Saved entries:
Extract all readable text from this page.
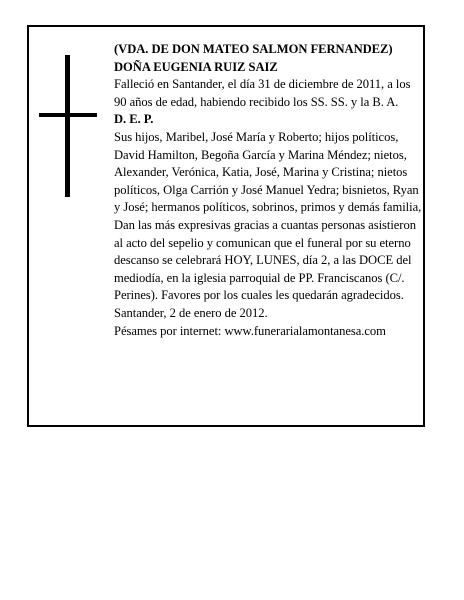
(VDA. DE DON MATEO SALMON FERNANDEZ)

DOÑA EUGENIA RUIZ SAIZ

Falleció en Santander, el día 31 de diciembre de 2011, a los 90 años de edad, habiendo recibido los SS. SS. y la B. A.

D. E. P.

Sus hijos, Maribel, José María y Roberto; hijos políticos, David Hamilton, Begoña García y Marina Méndez; nietos, Alexander, Verónica, Katia, José, Marina y Cristina; nietos políticos, Olga Carrión y José Manuel Yedra; bisnietos, Ryan y José; hermanos políticos, sobrinos, primos y demás familia,

Dan las más expresivas gracias a cuantas personas asistieron al acto del sepelio y comunican que el funeral por su eterno descanso se celebrará HOY, LUNES, día 2, a las DOCE del mediodía, en la iglesia parroquial de PP. Franciscanos (C/. Perines). Favores por los cuales les quedarán agradecidos.

Santander, 2 de enero de 2012.

Pésames por internet: www.funerarialamontanesa.com
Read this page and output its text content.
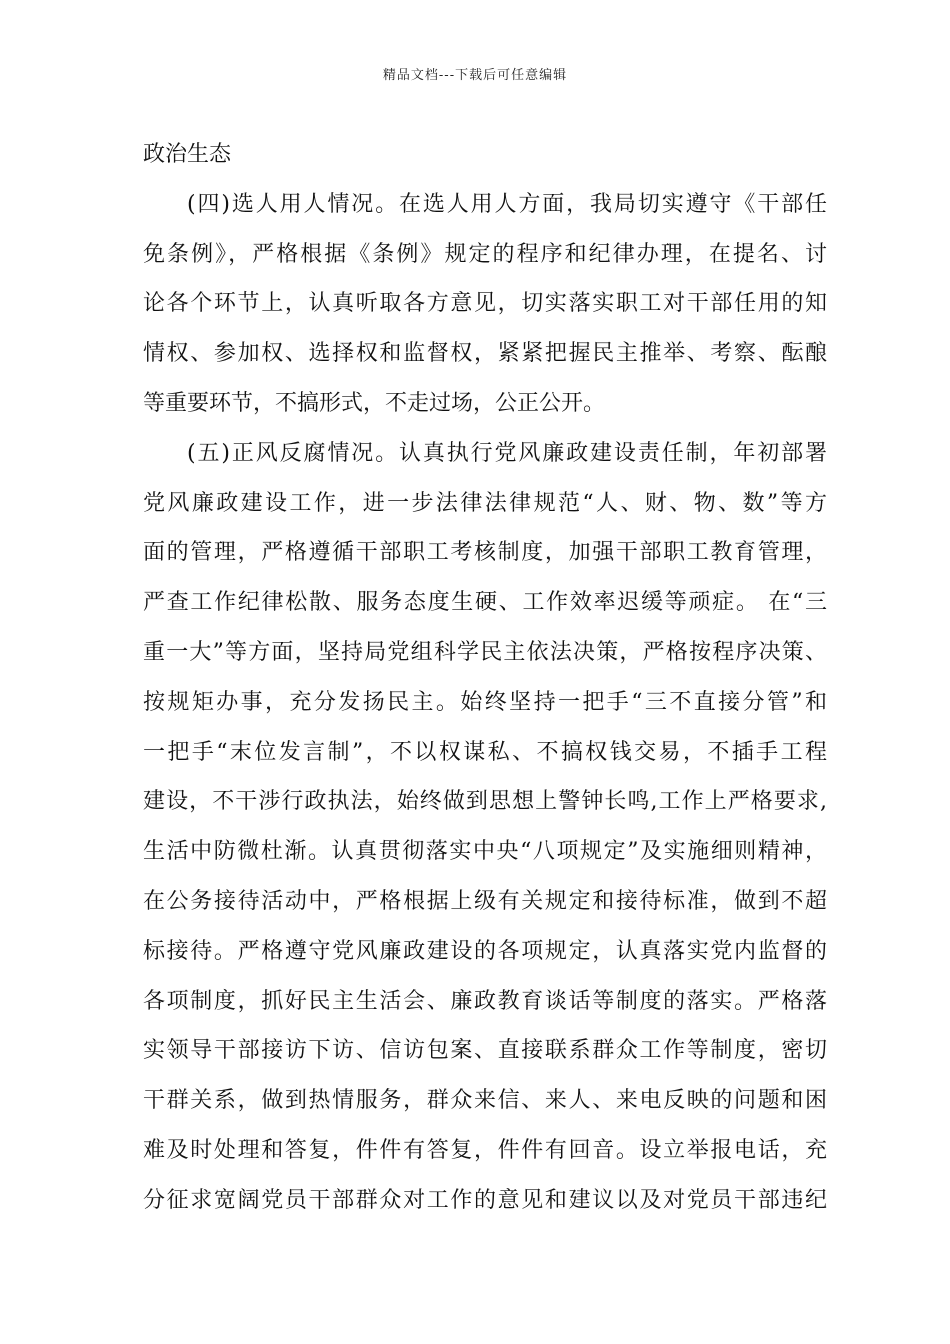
精品文档---下载后可任意编辑
政治生态
(四)选人用人情况。在选人用人方面，我局切实遵守《干部任
免条例》，严格根据《条例》规定的程序和纪律办理，在提名、讨
论各个环节上，认真听取各方意见，切实落实职工对干部任用的知
情权、参加权、选择权和监督权，紧紧把握民主推举、考察、酝酿
等重要环节，不搞形式，不走过场，公正公开。
(五)正风反腐情况。认真执行党风廉政建设责任制，年初部署
党风廉政建设工作，进一步法律法律规范“人、财、物、数”等方
面的管理，严格遵循干部职工考核制度，加强干部职工教育管理，
严查工作纪律松散、服务态度生硬、工作效率迟缓等顽症。 在“三
重一大”等方面，坚持局党组科学民主依法决策，严格按程序决策、
按规矩办事，充分发扬民主。始终坚持一把手“三不直接分管”和
一把手“末位发言制”，不以权谋私、不搞权钱交易，不插手工程
建设，不干涉行政执法，始终做到思想上警钟长鸣,工作上严格要求,
生活中防微杜渐。认真贯彻落实中央“八项规定”及实施细则精神，
在公务接待活动中，严格根据上级有关规定和接待标准，做到不超
标接待。严格遵守党风廉政建设的各项规定，认真落实党内监督的
各项制度，抓好民主生活会、廉政教育谈话等制度的落实。严格落
实领导干部接访下访、信访包案、直接联系群众工作等制度，密切
干群关系，做到热情服务，群众来信、来人、来电反映的问题和困
难及时处理和答复，件件有答复，件件有回音。设立举报电话，充
分征求宽阔党员干部群众对工作的意见和建议以及对党员干部违纪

Goal. Within the data above, count the lines that contain the string "text"; the reply is the number alone.

Solution. 2